Some records:
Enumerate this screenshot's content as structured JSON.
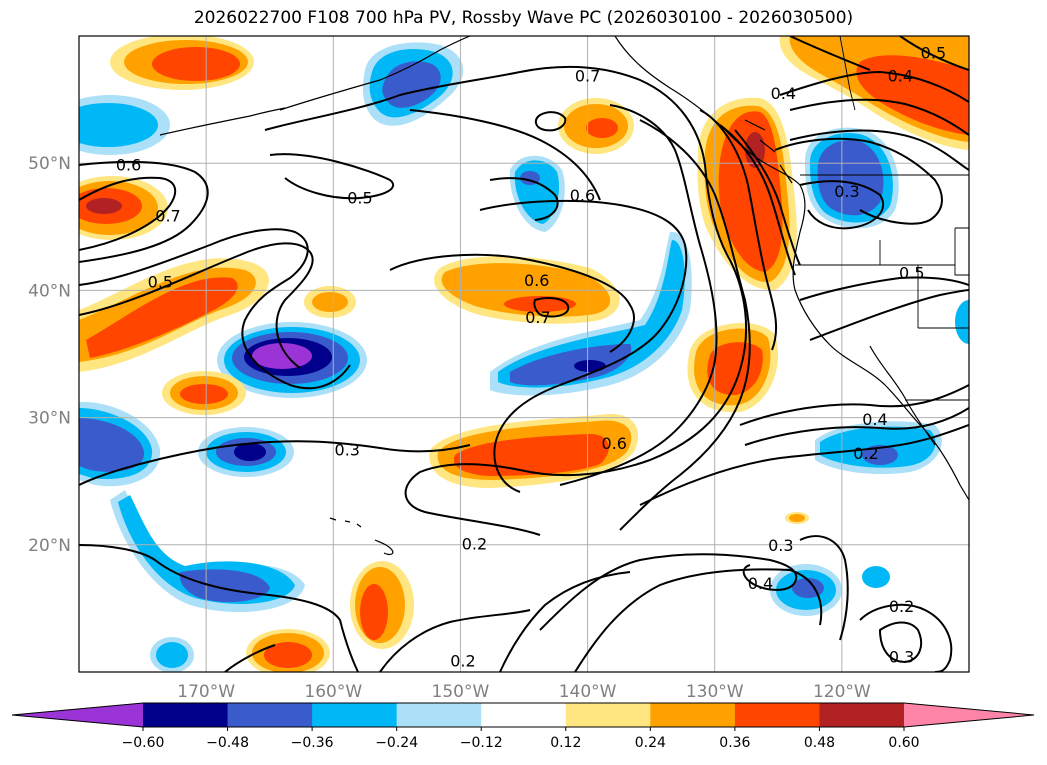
{
  "title": "2026022700 F108 700 hPa PV, Rossby Wave PC (2026030100 - 2026030500)",
  "map": {
    "lat_ticks": [
      {
        "value": 50,
        "label": "50°N"
      },
      {
        "value": 40,
        "label": "40°N"
      },
      {
        "value": 30,
        "label": "30°N"
      },
      {
        "value": 20,
        "label": "20°N"
      }
    ],
    "lon_ticks": [
      {
        "value": -170,
        "label": "170°W"
      },
      {
        "value": -160,
        "label": "160°W"
      },
      {
        "value": -150,
        "label": "150°W"
      },
      {
        "value": -140,
        "label": "140°W"
      },
      {
        "value": -130,
        "label": "130°W"
      },
      {
        "value": -120,
        "label": "120°W"
      }
    ],
    "extent": {
      "lon_min": -180,
      "lon_max": -110,
      "lat_min": 10,
      "lat_max": 60
    }
  },
  "colorbar": {
    "tick_labels": [
      "−0.60",
      "−0.48",
      "−0.36",
      "−0.24",
      "−0.12",
      "0.12",
      "0.24",
      "0.36",
      "0.48",
      "0.60"
    ],
    "levels": [
      -0.6,
      -0.48,
      -0.36,
      -0.24,
      -0.12,
      0.12,
      0.24,
      0.36,
      0.48,
      0.6
    ],
    "colors": [
      "#9a34d6",
      "#00008b",
      "#3a5bcc",
      "#00b8f5",
      "#abe0f8",
      "#ffffff",
      "#ffe680",
      "#ffa200",
      "#ff4500",
      "#b22222",
      "#ff85a8"
    ]
  },
  "contour_labels": [
    {
      "text": "0.6",
      "lon": -176.1,
      "lat": 49.9
    },
    {
      "text": "0.7",
      "lon": -173.0,
      "lat": 45.9
    },
    {
      "text": "0.5",
      "lon": -173.6,
      "lat": 40.7
    },
    {
      "text": "0.5",
      "lon": -157.9,
      "lat": 47.3
    },
    {
      "text": "0.7",
      "lon": -140.0,
      "lat": 56.9
    },
    {
      "text": "0.6",
      "lon": -140.4,
      "lat": 47.5
    },
    {
      "text": "0.6",
      "lon": -144.0,
      "lat": 40.8
    },
    {
      "text": "0.7",
      "lon": -143.9,
      "lat": 37.9
    },
    {
      "text": "0.4",
      "lon": -124.6,
      "lat": 55.5
    },
    {
      "text": "0.4",
      "lon": -115.4,
      "lat": 56.9
    },
    {
      "text": "0.5",
      "lon": -112.8,
      "lat": 58.7
    },
    {
      "text": "0.3",
      "lon": -119.6,
      "lat": 47.8
    },
    {
      "text": "0.5",
      "lon": -114.5,
      "lat": 41.4
    },
    {
      "text": "0.4",
      "lon": -117.4,
      "lat": 29.9
    },
    {
      "text": "0.2",
      "lon": -118.1,
      "lat": 27.2
    },
    {
      "text": "0.6",
      "lon": -137.9,
      "lat": 28.0
    },
    {
      "text": "0.3",
      "lon": -158.9,
      "lat": 27.5
    },
    {
      "text": "0.2",
      "lon": -148.9,
      "lat": 20.1
    },
    {
      "text": "0.3",
      "lon": -124.8,
      "lat": 20.0
    },
    {
      "text": "0.4",
      "lon": -126.4,
      "lat": 17.0
    },
    {
      "text": "0.2",
      "lon": -115.3,
      "lat": 15.2
    },
    {
      "text": "0.3",
      "lon": -115.3,
      "lat": 11.2
    },
    {
      "text": "0.2",
      "lon": -149.8,
      "lat": 10.9
    }
  ]
}
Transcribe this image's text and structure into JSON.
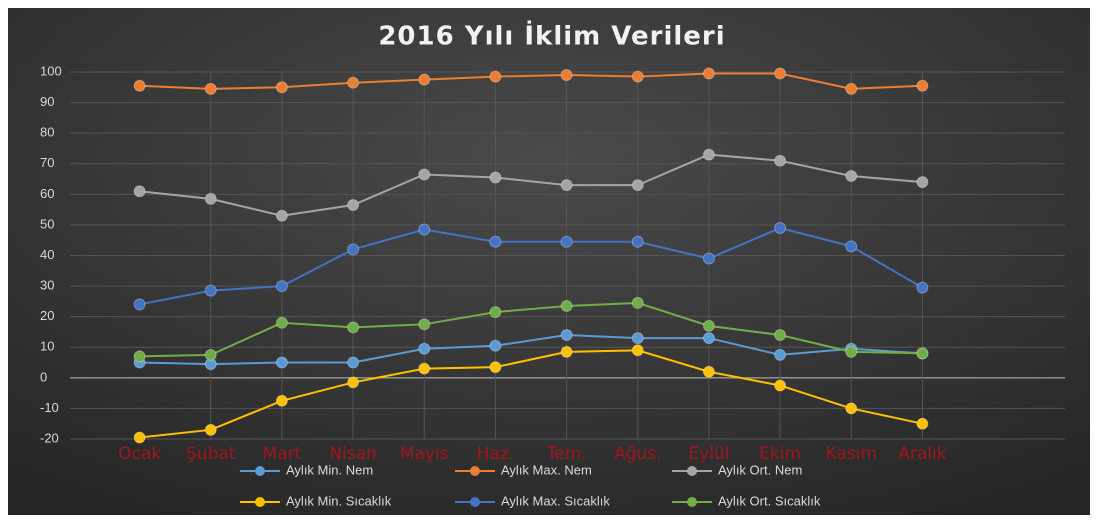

◆ **PROBLEM STATEMENT**
Quote the data above in full, leaving out the pictures it holds.

◆ **WRITTEN SOLUTION**
Enumerate this screenshot's content as structured JSON.
{
  "title": "2026022700 F108 700 hPa PV, Rossby Wave PC (2026030100 - 2026030500)",
  "map": {
    "lat_ticks": [
      {
        "value": 50,
        "label": "50°N"
      },
      {
        "value": 40,
        "label": "40°N"
      },
      {
        "value": 30,
        "label": "30°N"
      },
      {
        "value": 20,
        "label": "20°N"
      }
    ],
    "lon_ticks": [
      {
        "value": -170,
        "label": "170°W"
      },
      {
        "value": -160,
        "label": "160°W"
      },
      {
        "value": -150,
        "label": "150°W"
      },
      {
        "value": -140,
        "label": "140°W"
      },
      {
        "value": -130,
        "label": "130°W"
      },
      {
        "value": -120,
        "label": "120°W"
      }
    ],
    "extent": {
      "lon_min": -180,
      "lon_max": -110,
      "lat_min": 10,
      "lat_max": 60
    }
  },
  "colorbar": {
    "tick_labels": [
      "−0.60",
      "−0.48",
      "−0.36",
      "−0.24",
      "−0.12",
      "0.12",
      "0.24",
      "0.36",
      "0.48",
      "0.60"
    ],
    "levels": [
      -0.6,
      -0.48,
      -0.36,
      -0.24,
      -0.12,
      0.12,
      0.24,
      0.36,
      0.48,
      0.6
    ],
    "colors": [
      "#9a34d6",
      "#00008b",
      "#3a5bcc",
      "#00b8f5",
      "#abe0f8",
      "#ffffff",
      "#ffe680",
      "#ffa200",
      "#ff4500",
      "#b22222",
      "#ff85a8"
    ]
  },
  "contour_labels": [
    {
      "text": "0.6",
      "lon": -176.1,
      "lat": 49.9
    },
    {
      "text": "0.7",
      "lon": -173.0,
      "lat": 45.9
    },
    {
      "text": "0.5",
      "lon": -173.6,
      "lat": 40.7
    },
    {
      "text": "0.5",
      "lon": -157.9,
      "lat": 47.3
    },
    {
      "text": "0.7",
      "lon": -140.0,
      "lat": 56.9
    },
    {
      "text": "0.6",
      "lon": -140.4,
      "lat": 47.5
    },
    {
      "text": "0.6",
      "lon": -144.0,
      "lat": 40.8
    },
    {
      "text": "0.7",
      "lon": -143.9,
      "lat": 37.9
    },
    {
      "text": "0.4",
      "lon": -124.6,
      "lat": 55.5
    },
    {
      "text": "0.4",
      "lon": -115.4,
      "lat": 56.9
    },
    {
      "text": "0.5",
      "lon": -112.8,
      "lat": 58.7
    },
    {
      "text": "0.3",
      "lon": -119.6,
      "lat": 47.8
    },
    {
      "text": "0.5",
      "lon": -114.5,
      "lat": 41.4
    },
    {
      "text": "0.4",
      "lon": -117.4,
      "lat": 29.9
    },
    {
      "text": "0.2",
      "lon": -118.1,
      "lat": 27.2
    },
    {
      "text": "0.6",
      "lon": -137.9,
      "lat": 28.0
    },
    {
      "text": "0.3",
      "lon": -158.9,
      "lat": 27.5
    },
    {
      "text": "0.2",
      "lon": -148.9,
      "lat": 20.1
    },
    {
      "text": "0.3",
      "lon": -124.8,
      "lat": 20.0
    },
    {
      "text": "0.4",
      "lon": -126.4,
      "lat": 17.0
    },
    {
      "text": "0.2",
      "lon": -115.3,
      "lat": 15.2
    },
    {
      "text": "0.3",
      "lon": -115.3,
      "lat": 11.2
    },
    {
      "text": "0.2",
      "lon": -149.8,
      "lat": 10.9
    }
  ]
}
Transcribe this image's text and structure into JSON.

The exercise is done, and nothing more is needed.